* _Exercise objective_
Print every entry exactly as written.

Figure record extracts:
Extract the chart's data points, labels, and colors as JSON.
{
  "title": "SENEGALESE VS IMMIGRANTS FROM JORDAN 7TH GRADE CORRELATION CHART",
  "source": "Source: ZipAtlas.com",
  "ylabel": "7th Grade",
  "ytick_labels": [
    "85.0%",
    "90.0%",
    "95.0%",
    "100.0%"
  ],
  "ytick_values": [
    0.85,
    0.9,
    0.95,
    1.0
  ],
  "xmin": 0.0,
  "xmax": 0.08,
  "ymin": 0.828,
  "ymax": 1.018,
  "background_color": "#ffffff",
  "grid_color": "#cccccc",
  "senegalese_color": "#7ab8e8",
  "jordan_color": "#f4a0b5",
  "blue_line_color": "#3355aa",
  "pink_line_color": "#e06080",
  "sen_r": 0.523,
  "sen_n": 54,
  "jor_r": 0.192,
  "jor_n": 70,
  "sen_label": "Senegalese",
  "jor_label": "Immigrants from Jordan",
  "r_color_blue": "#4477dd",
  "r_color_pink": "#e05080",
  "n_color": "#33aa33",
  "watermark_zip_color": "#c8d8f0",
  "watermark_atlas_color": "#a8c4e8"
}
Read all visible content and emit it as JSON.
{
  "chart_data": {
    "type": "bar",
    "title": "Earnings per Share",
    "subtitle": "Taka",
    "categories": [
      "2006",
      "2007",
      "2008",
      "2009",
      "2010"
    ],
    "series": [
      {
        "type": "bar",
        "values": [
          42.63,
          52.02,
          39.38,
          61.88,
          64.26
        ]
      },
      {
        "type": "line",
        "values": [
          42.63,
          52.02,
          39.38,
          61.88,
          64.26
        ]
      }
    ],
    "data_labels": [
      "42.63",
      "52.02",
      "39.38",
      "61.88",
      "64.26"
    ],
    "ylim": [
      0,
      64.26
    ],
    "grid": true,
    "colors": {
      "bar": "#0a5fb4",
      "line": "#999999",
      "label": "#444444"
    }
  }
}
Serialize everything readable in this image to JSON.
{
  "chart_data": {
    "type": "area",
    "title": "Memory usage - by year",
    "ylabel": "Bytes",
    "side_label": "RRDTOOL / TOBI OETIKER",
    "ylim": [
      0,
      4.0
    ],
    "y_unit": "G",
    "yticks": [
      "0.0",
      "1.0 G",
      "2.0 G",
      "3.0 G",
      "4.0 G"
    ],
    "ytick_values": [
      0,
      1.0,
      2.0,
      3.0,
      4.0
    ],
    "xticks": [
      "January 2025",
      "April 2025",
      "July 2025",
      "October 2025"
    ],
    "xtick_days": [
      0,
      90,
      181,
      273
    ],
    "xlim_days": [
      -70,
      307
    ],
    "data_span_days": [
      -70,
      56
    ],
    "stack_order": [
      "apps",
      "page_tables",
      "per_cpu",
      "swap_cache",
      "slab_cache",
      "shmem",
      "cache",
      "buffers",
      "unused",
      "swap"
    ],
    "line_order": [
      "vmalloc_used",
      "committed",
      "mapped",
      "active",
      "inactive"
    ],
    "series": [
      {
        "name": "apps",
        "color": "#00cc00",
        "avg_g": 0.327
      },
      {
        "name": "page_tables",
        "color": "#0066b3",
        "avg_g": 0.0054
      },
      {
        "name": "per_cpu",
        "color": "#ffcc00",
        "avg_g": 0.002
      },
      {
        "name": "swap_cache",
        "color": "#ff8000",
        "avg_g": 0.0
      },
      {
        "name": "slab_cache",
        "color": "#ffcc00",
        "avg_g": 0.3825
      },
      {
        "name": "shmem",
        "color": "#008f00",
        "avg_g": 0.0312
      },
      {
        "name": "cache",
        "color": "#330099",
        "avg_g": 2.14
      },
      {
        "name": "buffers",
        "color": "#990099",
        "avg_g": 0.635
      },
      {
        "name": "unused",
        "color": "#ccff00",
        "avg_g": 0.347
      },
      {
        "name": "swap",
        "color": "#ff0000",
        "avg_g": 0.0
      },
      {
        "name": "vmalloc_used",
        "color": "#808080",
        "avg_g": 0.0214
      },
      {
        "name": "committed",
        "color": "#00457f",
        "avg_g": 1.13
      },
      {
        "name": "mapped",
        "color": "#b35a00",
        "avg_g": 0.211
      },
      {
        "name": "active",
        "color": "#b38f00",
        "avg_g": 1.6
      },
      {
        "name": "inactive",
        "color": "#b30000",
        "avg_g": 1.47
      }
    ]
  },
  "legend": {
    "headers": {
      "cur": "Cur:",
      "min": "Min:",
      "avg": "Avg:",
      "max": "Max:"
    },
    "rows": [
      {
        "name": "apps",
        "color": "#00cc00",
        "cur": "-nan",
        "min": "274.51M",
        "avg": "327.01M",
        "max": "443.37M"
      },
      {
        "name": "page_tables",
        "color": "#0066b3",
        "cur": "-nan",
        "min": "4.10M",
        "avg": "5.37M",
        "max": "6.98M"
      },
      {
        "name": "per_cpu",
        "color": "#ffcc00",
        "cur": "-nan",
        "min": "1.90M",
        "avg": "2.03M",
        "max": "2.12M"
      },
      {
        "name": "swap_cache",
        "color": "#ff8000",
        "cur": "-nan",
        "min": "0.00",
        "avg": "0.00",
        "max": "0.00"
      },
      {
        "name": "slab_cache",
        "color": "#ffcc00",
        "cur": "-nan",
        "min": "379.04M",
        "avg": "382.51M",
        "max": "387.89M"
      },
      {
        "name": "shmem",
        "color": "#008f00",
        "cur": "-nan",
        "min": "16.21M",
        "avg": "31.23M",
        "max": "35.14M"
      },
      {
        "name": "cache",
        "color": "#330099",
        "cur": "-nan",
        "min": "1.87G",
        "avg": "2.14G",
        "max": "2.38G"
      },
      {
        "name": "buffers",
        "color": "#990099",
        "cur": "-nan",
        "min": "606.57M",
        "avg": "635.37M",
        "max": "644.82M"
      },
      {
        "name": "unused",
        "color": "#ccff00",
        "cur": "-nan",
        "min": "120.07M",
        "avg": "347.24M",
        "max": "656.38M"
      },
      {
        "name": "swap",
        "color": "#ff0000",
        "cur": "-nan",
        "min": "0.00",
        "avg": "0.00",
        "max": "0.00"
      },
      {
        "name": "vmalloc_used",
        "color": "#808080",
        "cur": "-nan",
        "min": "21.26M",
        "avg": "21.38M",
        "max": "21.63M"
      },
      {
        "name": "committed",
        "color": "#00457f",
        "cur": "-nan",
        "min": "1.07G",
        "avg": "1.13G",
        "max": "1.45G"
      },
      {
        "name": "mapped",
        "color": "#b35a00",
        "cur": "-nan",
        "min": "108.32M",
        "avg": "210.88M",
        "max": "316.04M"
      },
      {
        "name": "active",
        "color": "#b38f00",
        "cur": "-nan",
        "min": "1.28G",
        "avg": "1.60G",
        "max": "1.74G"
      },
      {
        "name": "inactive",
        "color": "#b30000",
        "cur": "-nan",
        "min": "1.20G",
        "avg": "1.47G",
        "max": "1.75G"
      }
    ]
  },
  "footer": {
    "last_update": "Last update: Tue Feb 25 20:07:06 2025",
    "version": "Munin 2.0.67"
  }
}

* _Solved problem_
Extract the chart's data points, labels, and colors as JSON.
{
  "title": "SENEGALESE VS IMMIGRANTS FROM JORDAN 7TH GRADE CORRELATION CHART",
  "source": "Source: ZipAtlas.com",
  "ylabel": "7th Grade",
  "ytick_labels": [
    "85.0%",
    "90.0%",
    "95.0%",
    "100.0%"
  ],
  "ytick_values": [
    0.85,
    0.9,
    0.95,
    1.0
  ],
  "xmin": 0.0,
  "xmax": 0.08,
  "ymin": 0.828,
  "ymax": 1.018,
  "background_color": "#ffffff",
  "grid_color": "#cccccc",
  "senegalese_color": "#7ab8e8",
  "jordan_color": "#f4a0b5",
  "blue_line_color": "#3355aa",
  "pink_line_color": "#e06080",
  "sen_r": 0.523,
  "sen_n": 54,
  "jor_r": 0.192,
  "jor_n": 70,
  "sen_label": "Senegalese",
  "jor_label": "Immigrants from Jordan",
  "r_color_blue": "#4477dd",
  "r_color_pink": "#e05080",
  "n_color": "#33aa33",
  "watermark_zip_color": "#c8d8f0",
  "watermark_atlas_color": "#a8c4e8"
}
Read all visible content and emit it as JSON.
{
  "chart_data": {
    "type": "bar",
    "title": "Earnings per Share",
    "subtitle": "Taka",
    "categories": [
      "2006",
      "2007",
      "2008",
      "2009",
      "2010"
    ],
    "series": [
      {
        "type": "bar",
        "values": [
          42.63,
          52.02,
          39.38,
          61.88,
          64.26
        ]
      },
      {
        "type": "line",
        "values": [
          42.63,
          52.02,
          39.38,
          61.88,
          64.26
        ]
      }
    ],
    "data_labels": [
      "42.63",
      "52.02",
      "39.38",
      "61.88",
      "64.26"
    ],
    "ylim": [
      0,
      64.26
    ],
    "grid": true,
    "colors": {
      "bar": "#0a5fb4",
      "line": "#999999",
      "label": "#444444"
    }
  }
}
Serialize everything readable in this image to JSON.
{
  "chart_data": {
    "type": "area",
    "title": "Memory usage - by year",
    "ylabel": "Bytes",
    "side_label": "RRDTOOL / TOBI OETIKER",
    "ylim": [
      0,
      4.0
    ],
    "y_unit": "G",
    "yticks": [
      "0.0",
      "1.0 G",
      "2.0 G",
      "3.0 G",
      "4.0 G"
    ],
    "ytick_values": [
      0,
      1.0,
      2.0,
      3.0,
      4.0
    ],
    "xticks": [
      "January 2025",
      "April 2025",
      "July 2025",
      "October 2025"
    ],
    "xtick_days": [
      0,
      90,
      181,
      273
    ],
    "xlim_days": [
      -70,
      307
    ],
    "data_span_days": [
      -70,
      56
    ],
    "stack_order": [
      "apps",
      "page_tables",
      "per_cpu",
      "swap_cache",
      "slab_cache",
      "shmem",
      "cache",
      "buffers",
      "unused",
      "swap"
    ],
    "line_order": [
      "vmalloc_used",
      "committed",
      "mapped",
      "active",
      "inactive"
    ],
    "series": [
      {
        "name": "apps",
        "color": "#00cc00",
        "avg_g": 0.327
      },
      {
        "name": "page_tables",
        "color": "#0066b3",
        "avg_g": 0.0054
      },
      {
        "name": "per_cpu",
        "color": "#ffcc00",
        "avg_g": 0.002
      },
      {
        "name": "swap_cache",
        "color": "#ff8000",
        "avg_g": 0.0
      },
      {
        "name": "slab_cache",
        "color": "#ffcc00",
        "avg_g": 0.3825
      },
      {
        "name": "shmem",
        "color": "#008f00",
        "avg_g": 0.0312
      },
      {
        "name": "cache",
        "color": "#330099",
        "avg_g": 2.14
      },
      {
        "name": "buffers",
        "color": "#990099",
        "avg_g": 0.635
      },
      {
        "name": "unused",
        "color": "#ccff00",
        "avg_g": 0.347
      },
      {
        "name": "swap",
        "color": "#ff0000",
        "avg_g": 0.0
      },
      {
        "name": "vmalloc_used",
        "color": "#808080",
        "avg_g": 0.0214
      },
      {
        "name": "committed",
        "color": "#00457f",
        "avg_g": 1.13
      },
      {
        "name": "mapped",
        "color": "#b35a00",
        "avg_g": 0.211
      },
      {
        "name": "active",
        "color": "#b38f00",
        "avg_g": 1.6
      },
      {
        "name": "inactive",
        "color": "#b30000",
        "avg_g": 1.47
      }
    ]
  },
  "legend": {
    "headers": {
      "cur": "Cur:",
      "min": "Min:",
      "avg": "Avg:",
      "max": "Max:"
    },
    "rows": [
      {
        "name": "apps",
        "color": "#00cc00",
        "cur": "-nan",
        "min": "274.51M",
        "avg": "327.01M",
        "max": "443.37M"
      },
      {
        "name": "page_tables",
        "color": "#0066b3",
        "cur": "-nan",
        "min": "4.10M",
        "avg": "5.37M",
        "max": "6.98M"
      },
      {
        "name": "per_cpu",
        "color": "#ffcc00",
        "cur": "-nan",
        "min": "1.90M",
        "avg": "2.03M",
        "max": "2.12M"
      },
      {
        "name": "swap_cache",
        "color": "#ff8000",
        "cur": "-nan",
        "min": "0.00",
        "avg": "0.00",
        "max": "0.00"
      },
      {
        "name": "slab_cache",
        "color": "#ffcc00",
        "cur": "-nan",
        "min": "379.04M",
        "avg": "382.51M",
        "max": "387.89M"
      },
      {
        "name": "shmem",
        "color": "#008f00",
        "cur": "-nan",
        "min": "16.21M",
        "avg": "31.23M",
        "max": "35.14M"
      },
      {
        "name": "cache",
        "color": "#330099",
        "cur": "-nan",
        "min": "1.87G",
        "avg": "2.14G",
        "max": "2.38G"
      },
      {
        "name": "buffers",
        "color": "#990099",
        "cur": "-nan",
        "min": "606.57M",
        "avg": "635.37M",
        "max": "644.82M"
      },
      {
        "name": "unused",
        "color": "#ccff00",
        "cur": "-nan",
        "min": "120.07M",
        "avg": "347.24M",
        "max": "656.38M"
      },
      {
        "name": "swap",
        "color": "#ff0000",
        "cur": "-nan",
        "min": "0.00",
        "avg": "0.00",
        "max": "0.00"
      },
      {
        "name": "vmalloc_used",
        "color": "#808080",
        "cur": "-nan",
        "min": "21.26M",
        "avg": "21.38M",
        "max": "21.63M"
      },
      {
        "name": "committed",
        "color": "#00457f",
        "cur": "-nan",
        "min": "1.07G",
        "avg": "1.13G",
        "max": "1.45G"
      },
      {
        "name": "mapped",
        "color": "#b35a00",
        "cur": "-nan",
        "min": "108.32M",
        "avg": "210.88M",
        "max": "316.04M"
      },
      {
        "name": "active",
        "color": "#b38f00",
        "cur": "-nan",
        "min": "1.28G",
        "avg": "1.60G",
        "max": "1.74G"
      },
      {
        "name": "inactive",
        "color": "#b30000",
        "cur": "-nan",
        "min": "1.20G",
        "avg": "1.47G",
        "max": "1.75G"
      }
    ]
  },
  "footer": {
    "last_update": "Last update: Tue Feb 25 20:07:06 2025",
    "version": "Munin 2.0.67"
  }
}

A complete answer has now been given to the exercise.